▶ **What is being asked**
Extract all data as written.

▶ **Information supplied**

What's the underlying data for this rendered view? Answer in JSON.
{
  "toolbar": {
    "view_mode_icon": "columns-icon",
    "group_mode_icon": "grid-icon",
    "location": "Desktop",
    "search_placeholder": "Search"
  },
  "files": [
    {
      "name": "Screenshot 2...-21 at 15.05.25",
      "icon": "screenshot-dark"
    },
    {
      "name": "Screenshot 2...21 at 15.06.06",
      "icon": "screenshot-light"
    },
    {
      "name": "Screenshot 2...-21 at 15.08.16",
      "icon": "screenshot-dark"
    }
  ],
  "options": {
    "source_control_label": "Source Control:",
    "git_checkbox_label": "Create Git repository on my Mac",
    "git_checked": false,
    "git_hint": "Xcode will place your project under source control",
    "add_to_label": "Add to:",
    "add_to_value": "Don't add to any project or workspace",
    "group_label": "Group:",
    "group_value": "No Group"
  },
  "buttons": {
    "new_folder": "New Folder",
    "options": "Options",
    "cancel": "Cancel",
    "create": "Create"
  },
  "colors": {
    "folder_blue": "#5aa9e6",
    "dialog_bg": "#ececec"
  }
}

▶ **Worked answer**
What's the underlying data for this rendered view? Answer in JSON.
{
  "toolbar": {
    "view_mode_icon": "columns-icon",
    "group_mode_icon": "grid-icon",
    "location": "Desktop",
    "search_placeholder": "Search"
  },
  "files": [
    {
      "name": "Screenshot 2...-21 at 15.05.25",
      "icon": "screenshot-dark"
    },
    {
      "name": "Screenshot 2...21 at 15.06.06",
      "icon": "screenshot-light"
    },
    {
      "name": "Screenshot 2...-21 at 15.08.16",
      "icon": "screenshot-dark"
    }
  ],
  "options": {
    "source_control_label": "Source Control:",
    "git_checkbox_label": "Create Git repository on my Mac",
    "git_checked": false,
    "git_hint": "Xcode will place your project under source control",
    "add_to_label": "Add to:",
    "add_to_value": "Don't add to any project or workspace",
    "group_label": "Group:",
    "group_value": "No Group"
  },
  "buttons": {
    "new_folder": "New Folder",
    "options": "Options",
    "cancel": "Cancel",
    "create": "Create"
  },
  "colors": {
    "folder_blue": "#5aa9e6",
    "dialog_bg": "#ececec"
  }
}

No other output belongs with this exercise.